* **Directions**:
Locate all lines with the word "scrambled" and copy them out.

* **Figure record listings**:

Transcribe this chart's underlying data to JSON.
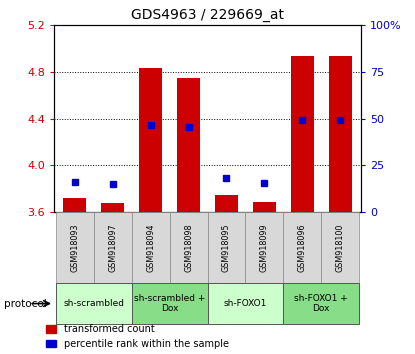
{
  "title": "GDS4963 / 229669_at",
  "samples": [
    "GSM918093",
    "GSM918097",
    "GSM918094",
    "GSM918098",
    "GSM918095",
    "GSM918099",
    "GSM918096",
    "GSM918100"
  ],
  "red_bar_top": [
    3.72,
    3.68,
    4.83,
    4.75,
    3.75,
    3.69,
    4.93,
    4.93
  ],
  "blue_marker": [
    3.855,
    3.845,
    4.345,
    4.325,
    3.895,
    3.848,
    4.385,
    4.385
  ],
  "bar_base": 3.6,
  "ylim": [
    3.6,
    5.2
  ],
  "y2lim": [
    0,
    100
  ],
  "yticks": [
    3.6,
    4.0,
    4.4,
    4.8,
    5.2
  ],
  "y2ticks": [
    0,
    25,
    50,
    75,
    100
  ],
  "bar_color": "#cc0000",
  "marker_color": "#0000cc",
  "protocols": [
    {
      "label": "sh-scrambled",
      "cols": [
        0,
        1
      ],
      "color": "#ccffcc"
    },
    {
      "label": "sh-scrambled +\nDox",
      "cols": [
        2,
        3
      ],
      "color": "#88dd88"
    },
    {
      "label": "sh-FOXO1",
      "cols": [
        4,
        5
      ],
      "color": "#ccffcc"
    },
    {
      "label": "sh-FOXO1 +\nDox",
      "cols": [
        6,
        7
      ],
      "color": "#88dd88"
    }
  ],
  "legend_red": "transformed count",
  "legend_blue": "percentile rank within the sample",
  "bar_width": 0.6,
  "title_fontsize": 10
}
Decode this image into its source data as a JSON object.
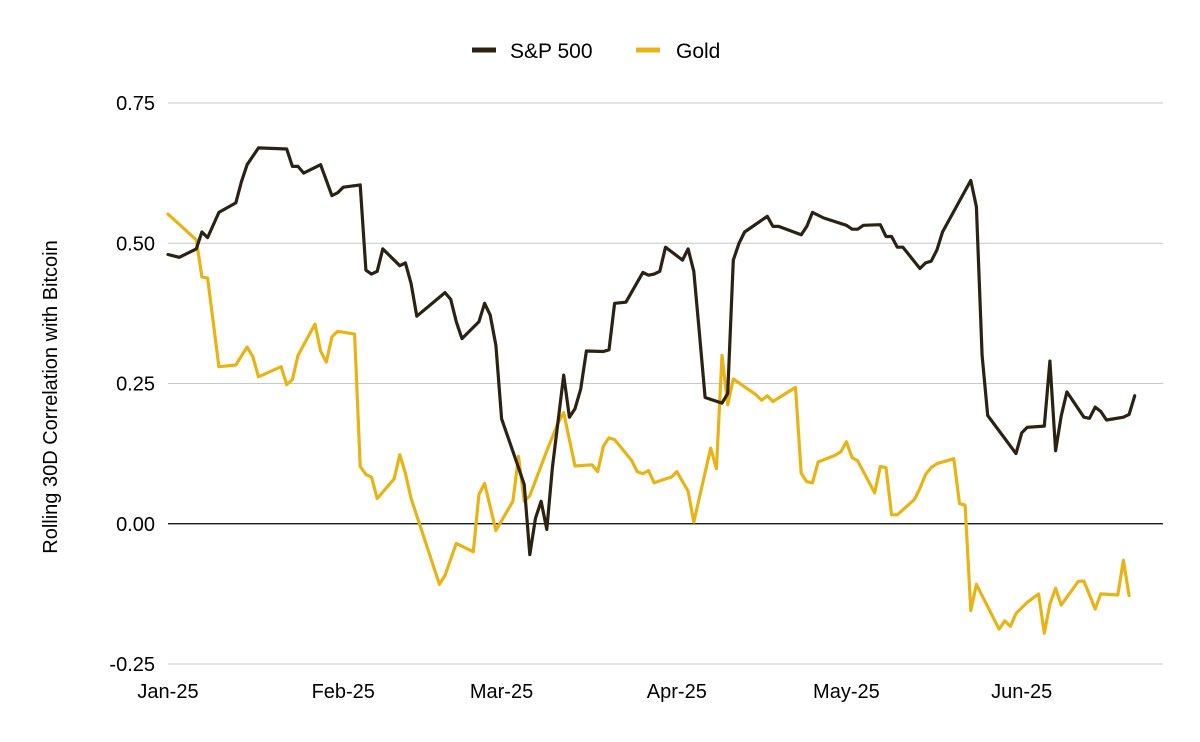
{
  "chart_data": {
    "type": "line",
    "title": "",
    "ylabel": "Rolling 30D Correlation with Bitcoin",
    "xlabel": "",
    "ylim": [
      -0.25,
      0.75
    ],
    "yticks": [
      "0.75",
      "0.50",
      "0.25",
      "0.00",
      "-0.25"
    ],
    "ytick_values": [
      0.75,
      0.5,
      0.25,
      0.0,
      -0.25
    ],
    "xlim": [
      0,
      176
    ],
    "xticks": [
      {
        "label": "Jan-25",
        "x": 0
      },
      {
        "label": "Feb-25",
        "x": 31
      },
      {
        "label": "Mar-25",
        "x": 59
      },
      {
        "label": "Apr-25",
        "x": 90
      },
      {
        "label": "May-25",
        "x": 120
      },
      {
        "label": "Jun-25",
        "x": 151
      }
    ],
    "grid": true,
    "legend_position": "top-center",
    "series": [
      {
        "name": "S&P 500",
        "color": "#2b2211",
        "points": [
          [
            0,
            0.48
          ],
          [
            2,
            0.475
          ],
          [
            5,
            0.49
          ],
          [
            6,
            0.52
          ],
          [
            7,
            0.51
          ],
          [
            9,
            0.555
          ],
          [
            12,
            0.572
          ],
          [
            13,
            0.61
          ],
          [
            14,
            0.64
          ],
          [
            16,
            0.67
          ],
          [
            21,
            0.668
          ],
          [
            22,
            0.637
          ],
          [
            23,
            0.637
          ],
          [
            24,
            0.625
          ],
          [
            27,
            0.64
          ],
          [
            29,
            0.585
          ],
          [
            30,
            0.59
          ],
          [
            31,
            0.6
          ],
          [
            34,
            0.604
          ],
          [
            35,
            0.452
          ],
          [
            36,
            0.445
          ],
          [
            37,
            0.45
          ],
          [
            38,
            0.49
          ],
          [
            41,
            0.46
          ],
          [
            42,
            0.465
          ],
          [
            43,
            0.428
          ],
          [
            44,
            0.37
          ],
          [
            49,
            0.412
          ],
          [
            50,
            0.4
          ],
          [
            51,
            0.36
          ],
          [
            52,
            0.33
          ],
          [
            55,
            0.36
          ],
          [
            56,
            0.393
          ],
          [
            57,
            0.372
          ],
          [
            58,
            0.318
          ],
          [
            59,
            0.187
          ],
          [
            62,
            0.1
          ],
          [
            63,
            0.07
          ],
          [
            64,
            -0.055
          ],
          [
            65,
            0.01
          ],
          [
            66,
            0.04
          ],
          [
            67,
            -0.01
          ],
          [
            68,
            0.1
          ],
          [
            70,
            0.265
          ],
          [
            71,
            0.19
          ],
          [
            72,
            0.205
          ],
          [
            73,
            0.24
          ],
          [
            74,
            0.308
          ],
          [
            77,
            0.307
          ],
          [
            78,
            0.31
          ],
          [
            79,
            0.393
          ],
          [
            81,
            0.395
          ],
          [
            84,
            0.448
          ],
          [
            85,
            0.443
          ],
          [
            86,
            0.445
          ],
          [
            87,
            0.45
          ],
          [
            88,
            0.493
          ],
          [
            91,
            0.47
          ],
          [
            92,
            0.49
          ],
          [
            93,
            0.45
          ],
          [
            94,
            0.34
          ],
          [
            95,
            0.225
          ],
          [
            98,
            0.215
          ],
          [
            99,
            0.232
          ],
          [
            100,
            0.47
          ],
          [
            101,
            0.5
          ],
          [
            102,
            0.52
          ],
          [
            106,
            0.548
          ],
          [
            107,
            0.53
          ],
          [
            108,
            0.53
          ],
          [
            112,
            0.515
          ],
          [
            113,
            0.53
          ],
          [
            114,
            0.555
          ],
          [
            116,
            0.545
          ],
          [
            120,
            0.532
          ],
          [
            121,
            0.525
          ],
          [
            122,
            0.525
          ],
          [
            123,
            0.532
          ],
          [
            126,
            0.533
          ],
          [
            127,
            0.512
          ],
          [
            128,
            0.512
          ],
          [
            129,
            0.493
          ],
          [
            130,
            0.493
          ],
          [
            133,
            0.455
          ],
          [
            134,
            0.465
          ],
          [
            135,
            0.468
          ],
          [
            136,
            0.488
          ],
          [
            137,
            0.52
          ],
          [
            142,
            0.612
          ],
          [
            143,
            0.565
          ],
          [
            144,
            0.3
          ],
          [
            145,
            0.193
          ],
          [
            150,
            0.125
          ],
          [
            151,
            0.162
          ],
          [
            152,
            0.172
          ],
          [
            155,
            0.174
          ],
          [
            156,
            0.29
          ],
          [
            157,
            0.13
          ],
          [
            158,
            0.192
          ],
          [
            159,
            0.235
          ],
          [
            162,
            0.19
          ],
          [
            163,
            0.188
          ],
          [
            164,
            0.208
          ],
          [
            165,
            0.2
          ],
          [
            166,
            0.185
          ],
          [
            169,
            0.19
          ],
          [
            170,
            0.195
          ],
          [
            171,
            0.228
          ]
        ]
      },
      {
        "name": "Gold",
        "color": "#e8b415",
        "points": [
          [
            0,
            0.552
          ],
          [
            5,
            0.506
          ],
          [
            6,
            0.44
          ],
          [
            7,
            0.438
          ],
          [
            9,
            0.28
          ],
          [
            12,
            0.283
          ],
          [
            14,
            0.315
          ],
          [
            15,
            0.298
          ],
          [
            16,
            0.262
          ],
          [
            20,
            0.28
          ],
          [
            21,
            0.248
          ],
          [
            22,
            0.257
          ],
          [
            23,
            0.3
          ],
          [
            26,
            0.356
          ],
          [
            27,
            0.308
          ],
          [
            28,
            0.288
          ],
          [
            29,
            0.333
          ],
          [
            30,
            0.343
          ],
          [
            33,
            0.338
          ],
          [
            34,
            0.102
          ],
          [
            35,
            0.088
          ],
          [
            36,
            0.083
          ],
          [
            37,
            0.045
          ],
          [
            40,
            0.08
          ],
          [
            41,
            0.123
          ],
          [
            42,
            0.09
          ],
          [
            43,
            0.045
          ],
          [
            48,
            -0.108
          ],
          [
            49,
            -0.092
          ],
          [
            51,
            -0.035
          ],
          [
            54,
            -0.05
          ],
          [
            55,
            0.052
          ],
          [
            56,
            0.072
          ],
          [
            58,
            -0.012
          ],
          [
            61,
            0.04
          ],
          [
            62,
            0.12
          ],
          [
            63,
            0.04
          ],
          [
            64,
            0.05
          ],
          [
            67,
            0.13
          ],
          [
            69,
            0.18
          ],
          [
            70,
            0.198
          ],
          [
            71,
            0.15
          ],
          [
            72,
            0.103
          ],
          [
            75,
            0.105
          ],
          [
            76,
            0.093
          ],
          [
            77,
            0.138
          ],
          [
            78,
            0.153
          ],
          [
            79,
            0.15
          ],
          [
            82,
            0.113
          ],
          [
            83,
            0.093
          ],
          [
            84,
            0.089
          ],
          [
            85,
            0.095
          ],
          [
            86,
            0.073
          ],
          [
            88,
            0.08
          ],
          [
            89,
            0.083
          ],
          [
            90,
            0.093
          ],
          [
            92,
            0.058
          ],
          [
            93,
            0.003
          ],
          [
            96,
            0.135
          ],
          [
            97,
            0.098
          ],
          [
            98,
            0.3
          ],
          [
            99,
            0.212
          ],
          [
            100,
            0.258
          ],
          [
            104,
            0.23
          ],
          [
            105,
            0.22
          ],
          [
            106,
            0.228
          ],
          [
            107,
            0.218
          ],
          [
            111,
            0.243
          ],
          [
            112,
            0.09
          ],
          [
            113,
            0.075
          ],
          [
            114,
            0.073
          ],
          [
            115,
            0.11
          ],
          [
            118,
            0.122
          ],
          [
            119,
            0.128
          ],
          [
            120,
            0.146
          ],
          [
            121,
            0.118
          ],
          [
            122,
            0.112
          ],
          [
            125,
            0.055
          ],
          [
            126,
            0.102
          ],
          [
            127,
            0.1
          ],
          [
            128,
            0.016
          ],
          [
            129,
            0.016
          ],
          [
            132,
            0.043
          ],
          [
            133,
            0.063
          ],
          [
            134,
            0.088
          ],
          [
            135,
            0.1
          ],
          [
            136,
            0.107
          ],
          [
            139,
            0.116
          ],
          [
            140,
            0.036
          ],
          [
            141,
            0.033
          ],
          [
            142,
            -0.155
          ],
          [
            143,
            -0.108
          ],
          [
            147,
            -0.188
          ],
          [
            148,
            -0.173
          ],
          [
            149,
            -0.183
          ],
          [
            150,
            -0.16
          ],
          [
            152,
            -0.14
          ],
          [
            154,
            -0.125
          ],
          [
            155,
            -0.195
          ],
          [
            156,
            -0.143
          ],
          [
            157,
            -0.115
          ],
          [
            158,
            -0.145
          ],
          [
            161,
            -0.103
          ],
          [
            162,
            -0.102
          ],
          [
            164,
            -0.152
          ],
          [
            165,
            -0.125
          ],
          [
            168,
            -0.127
          ],
          [
            169,
            -0.065
          ],
          [
            170,
            -0.128
          ]
        ]
      }
    ]
  }
}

* **Written answer**:
      "label": "sh-scrambled",
      "label": "sh-scrambled +\nDox",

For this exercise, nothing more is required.